**Items from a dataset**
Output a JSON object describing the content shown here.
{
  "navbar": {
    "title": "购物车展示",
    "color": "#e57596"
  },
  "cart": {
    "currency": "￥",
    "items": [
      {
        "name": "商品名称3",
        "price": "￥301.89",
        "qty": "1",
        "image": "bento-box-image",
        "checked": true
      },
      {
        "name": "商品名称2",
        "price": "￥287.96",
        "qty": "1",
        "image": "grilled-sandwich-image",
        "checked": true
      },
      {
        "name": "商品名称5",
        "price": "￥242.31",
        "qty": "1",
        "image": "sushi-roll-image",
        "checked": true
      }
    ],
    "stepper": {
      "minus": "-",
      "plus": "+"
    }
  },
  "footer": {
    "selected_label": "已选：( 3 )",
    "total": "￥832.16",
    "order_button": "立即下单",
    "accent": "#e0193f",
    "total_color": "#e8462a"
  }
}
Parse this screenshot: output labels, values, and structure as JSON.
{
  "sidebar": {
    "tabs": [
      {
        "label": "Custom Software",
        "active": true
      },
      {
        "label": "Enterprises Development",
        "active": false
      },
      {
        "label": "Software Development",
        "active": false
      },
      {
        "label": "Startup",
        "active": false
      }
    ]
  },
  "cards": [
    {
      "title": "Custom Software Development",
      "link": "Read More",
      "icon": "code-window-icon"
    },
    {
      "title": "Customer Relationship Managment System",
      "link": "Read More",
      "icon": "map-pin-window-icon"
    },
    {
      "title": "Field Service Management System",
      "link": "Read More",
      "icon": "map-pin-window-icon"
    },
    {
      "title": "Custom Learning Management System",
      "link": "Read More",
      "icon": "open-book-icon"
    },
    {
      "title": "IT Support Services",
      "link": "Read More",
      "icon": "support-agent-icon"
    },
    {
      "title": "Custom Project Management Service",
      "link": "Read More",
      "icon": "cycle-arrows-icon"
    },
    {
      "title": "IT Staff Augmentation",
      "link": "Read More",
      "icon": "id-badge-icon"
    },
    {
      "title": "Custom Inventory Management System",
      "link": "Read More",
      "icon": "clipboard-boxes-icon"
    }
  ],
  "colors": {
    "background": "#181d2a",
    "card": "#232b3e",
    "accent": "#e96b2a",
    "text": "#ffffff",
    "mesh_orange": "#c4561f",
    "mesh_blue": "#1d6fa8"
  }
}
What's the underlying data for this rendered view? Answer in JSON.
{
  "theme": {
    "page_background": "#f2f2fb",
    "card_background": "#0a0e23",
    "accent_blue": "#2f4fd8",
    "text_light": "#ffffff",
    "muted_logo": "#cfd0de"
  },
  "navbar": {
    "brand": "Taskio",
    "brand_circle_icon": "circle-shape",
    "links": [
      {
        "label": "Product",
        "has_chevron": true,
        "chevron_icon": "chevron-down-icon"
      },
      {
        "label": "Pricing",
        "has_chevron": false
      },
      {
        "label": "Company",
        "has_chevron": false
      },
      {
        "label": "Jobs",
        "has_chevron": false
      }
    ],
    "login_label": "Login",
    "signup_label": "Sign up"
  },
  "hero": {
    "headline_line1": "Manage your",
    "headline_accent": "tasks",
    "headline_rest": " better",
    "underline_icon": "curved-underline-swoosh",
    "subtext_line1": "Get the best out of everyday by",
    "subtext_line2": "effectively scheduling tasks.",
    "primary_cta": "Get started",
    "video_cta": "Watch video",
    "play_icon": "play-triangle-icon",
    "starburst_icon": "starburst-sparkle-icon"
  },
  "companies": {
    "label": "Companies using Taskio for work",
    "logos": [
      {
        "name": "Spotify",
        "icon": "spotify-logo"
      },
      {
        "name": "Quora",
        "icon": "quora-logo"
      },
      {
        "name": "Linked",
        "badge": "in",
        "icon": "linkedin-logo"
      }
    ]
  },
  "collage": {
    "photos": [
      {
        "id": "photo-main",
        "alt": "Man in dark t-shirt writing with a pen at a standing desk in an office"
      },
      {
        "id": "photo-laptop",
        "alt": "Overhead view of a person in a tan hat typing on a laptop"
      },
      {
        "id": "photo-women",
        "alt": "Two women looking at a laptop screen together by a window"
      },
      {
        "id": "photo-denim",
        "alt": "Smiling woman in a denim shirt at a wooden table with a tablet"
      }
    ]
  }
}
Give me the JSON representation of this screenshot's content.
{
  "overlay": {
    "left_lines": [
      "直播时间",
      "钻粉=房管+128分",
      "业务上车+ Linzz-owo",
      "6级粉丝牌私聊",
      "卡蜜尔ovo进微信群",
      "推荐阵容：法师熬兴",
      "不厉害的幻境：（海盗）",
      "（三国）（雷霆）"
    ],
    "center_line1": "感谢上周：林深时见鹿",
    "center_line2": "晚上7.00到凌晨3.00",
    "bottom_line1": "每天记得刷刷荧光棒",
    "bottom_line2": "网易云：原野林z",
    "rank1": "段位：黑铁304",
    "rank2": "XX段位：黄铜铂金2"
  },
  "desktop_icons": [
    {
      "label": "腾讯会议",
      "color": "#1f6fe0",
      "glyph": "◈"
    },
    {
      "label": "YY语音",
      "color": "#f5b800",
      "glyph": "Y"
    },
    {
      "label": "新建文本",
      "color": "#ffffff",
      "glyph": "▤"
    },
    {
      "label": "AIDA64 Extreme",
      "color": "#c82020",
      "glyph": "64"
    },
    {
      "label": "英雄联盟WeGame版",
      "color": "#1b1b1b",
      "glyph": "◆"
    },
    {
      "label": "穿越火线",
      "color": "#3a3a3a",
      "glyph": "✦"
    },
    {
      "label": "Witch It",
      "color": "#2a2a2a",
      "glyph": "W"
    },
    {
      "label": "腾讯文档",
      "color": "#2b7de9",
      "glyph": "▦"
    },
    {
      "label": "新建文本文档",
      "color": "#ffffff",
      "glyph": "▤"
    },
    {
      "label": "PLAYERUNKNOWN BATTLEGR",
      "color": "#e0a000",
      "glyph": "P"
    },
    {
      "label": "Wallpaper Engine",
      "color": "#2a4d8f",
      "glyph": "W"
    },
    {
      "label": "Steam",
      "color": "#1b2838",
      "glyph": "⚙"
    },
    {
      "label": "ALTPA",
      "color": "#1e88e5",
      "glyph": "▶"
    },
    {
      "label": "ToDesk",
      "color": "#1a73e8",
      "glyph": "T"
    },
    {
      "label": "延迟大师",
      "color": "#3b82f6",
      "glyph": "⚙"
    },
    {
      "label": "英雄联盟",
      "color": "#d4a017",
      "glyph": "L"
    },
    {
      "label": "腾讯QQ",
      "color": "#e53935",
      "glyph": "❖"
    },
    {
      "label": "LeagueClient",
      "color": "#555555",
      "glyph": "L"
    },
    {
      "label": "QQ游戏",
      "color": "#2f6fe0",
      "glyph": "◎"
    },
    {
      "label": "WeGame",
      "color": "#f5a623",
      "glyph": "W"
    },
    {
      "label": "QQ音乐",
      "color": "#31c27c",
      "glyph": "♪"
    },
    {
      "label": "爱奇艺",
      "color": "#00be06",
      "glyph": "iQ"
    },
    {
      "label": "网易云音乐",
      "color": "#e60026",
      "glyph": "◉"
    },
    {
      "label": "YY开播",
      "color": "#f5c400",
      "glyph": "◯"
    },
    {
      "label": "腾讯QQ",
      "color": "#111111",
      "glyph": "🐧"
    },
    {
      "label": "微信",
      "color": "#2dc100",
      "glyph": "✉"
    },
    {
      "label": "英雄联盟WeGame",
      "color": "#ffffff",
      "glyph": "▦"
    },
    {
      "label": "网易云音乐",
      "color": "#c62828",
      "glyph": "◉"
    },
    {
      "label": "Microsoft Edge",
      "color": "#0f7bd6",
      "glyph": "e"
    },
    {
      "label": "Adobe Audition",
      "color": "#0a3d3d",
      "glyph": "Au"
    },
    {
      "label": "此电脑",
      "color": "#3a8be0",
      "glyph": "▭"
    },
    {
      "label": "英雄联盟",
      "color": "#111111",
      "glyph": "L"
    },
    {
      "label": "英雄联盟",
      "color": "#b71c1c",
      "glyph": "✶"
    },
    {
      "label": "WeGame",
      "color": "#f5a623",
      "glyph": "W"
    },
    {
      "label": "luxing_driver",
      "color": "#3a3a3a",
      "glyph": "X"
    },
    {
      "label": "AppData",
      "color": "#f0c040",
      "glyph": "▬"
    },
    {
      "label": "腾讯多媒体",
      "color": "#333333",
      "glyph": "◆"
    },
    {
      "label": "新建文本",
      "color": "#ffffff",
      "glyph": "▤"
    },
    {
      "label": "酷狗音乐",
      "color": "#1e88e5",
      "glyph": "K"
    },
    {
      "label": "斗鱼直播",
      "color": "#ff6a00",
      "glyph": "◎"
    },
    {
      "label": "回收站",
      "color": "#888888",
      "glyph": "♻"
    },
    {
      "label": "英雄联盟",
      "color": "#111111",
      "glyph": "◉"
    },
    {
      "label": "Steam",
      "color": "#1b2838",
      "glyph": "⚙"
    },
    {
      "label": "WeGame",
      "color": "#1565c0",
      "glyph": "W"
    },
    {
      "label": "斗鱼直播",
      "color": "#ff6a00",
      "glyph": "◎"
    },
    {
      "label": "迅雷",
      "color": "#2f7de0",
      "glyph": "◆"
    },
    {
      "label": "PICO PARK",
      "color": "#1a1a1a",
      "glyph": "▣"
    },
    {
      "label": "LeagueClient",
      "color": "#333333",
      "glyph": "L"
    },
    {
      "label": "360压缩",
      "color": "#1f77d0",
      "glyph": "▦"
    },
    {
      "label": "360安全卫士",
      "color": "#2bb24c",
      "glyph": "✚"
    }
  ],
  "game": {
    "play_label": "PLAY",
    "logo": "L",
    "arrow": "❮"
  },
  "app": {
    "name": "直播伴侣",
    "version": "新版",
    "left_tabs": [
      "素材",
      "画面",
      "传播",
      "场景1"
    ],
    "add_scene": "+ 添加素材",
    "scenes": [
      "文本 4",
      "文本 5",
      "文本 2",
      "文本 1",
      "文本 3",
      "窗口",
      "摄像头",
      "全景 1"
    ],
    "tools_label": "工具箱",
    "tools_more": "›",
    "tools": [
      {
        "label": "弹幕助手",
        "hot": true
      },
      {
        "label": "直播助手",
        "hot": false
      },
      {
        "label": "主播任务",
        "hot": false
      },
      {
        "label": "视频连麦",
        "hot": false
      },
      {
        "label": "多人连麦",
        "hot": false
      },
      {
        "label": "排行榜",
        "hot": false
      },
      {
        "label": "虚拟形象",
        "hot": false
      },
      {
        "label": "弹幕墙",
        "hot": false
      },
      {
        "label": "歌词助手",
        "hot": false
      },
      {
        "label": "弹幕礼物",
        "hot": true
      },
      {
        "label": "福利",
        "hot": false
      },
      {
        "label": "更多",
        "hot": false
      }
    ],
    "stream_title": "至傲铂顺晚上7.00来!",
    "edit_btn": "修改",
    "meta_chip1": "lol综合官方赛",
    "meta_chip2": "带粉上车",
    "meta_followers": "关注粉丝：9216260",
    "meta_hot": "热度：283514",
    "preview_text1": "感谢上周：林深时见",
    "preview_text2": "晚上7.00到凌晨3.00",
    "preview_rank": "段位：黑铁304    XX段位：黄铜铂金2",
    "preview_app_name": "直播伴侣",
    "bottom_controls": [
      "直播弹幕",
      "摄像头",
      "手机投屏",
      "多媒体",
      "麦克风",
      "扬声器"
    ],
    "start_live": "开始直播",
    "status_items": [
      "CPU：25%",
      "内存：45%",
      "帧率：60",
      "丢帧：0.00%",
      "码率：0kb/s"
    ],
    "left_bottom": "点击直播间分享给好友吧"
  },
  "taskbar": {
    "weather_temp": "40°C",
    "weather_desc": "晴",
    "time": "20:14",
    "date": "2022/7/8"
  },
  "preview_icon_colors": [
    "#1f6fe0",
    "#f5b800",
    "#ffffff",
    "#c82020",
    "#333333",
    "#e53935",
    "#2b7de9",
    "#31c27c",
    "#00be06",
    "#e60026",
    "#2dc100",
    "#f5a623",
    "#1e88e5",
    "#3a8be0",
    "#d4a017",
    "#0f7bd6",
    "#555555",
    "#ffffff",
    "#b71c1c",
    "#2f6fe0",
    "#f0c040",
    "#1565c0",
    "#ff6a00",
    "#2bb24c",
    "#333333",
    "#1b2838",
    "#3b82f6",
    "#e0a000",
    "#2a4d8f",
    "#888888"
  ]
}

**Exercise task**
Copy each line of the data above that holds "with".

**Full answer**
        "alt": "Man in dark t-shirt writing with a pen at a standing desk in an office"
        "alt": "Smiling woman in a denim shirt at a wooden table with a tablet"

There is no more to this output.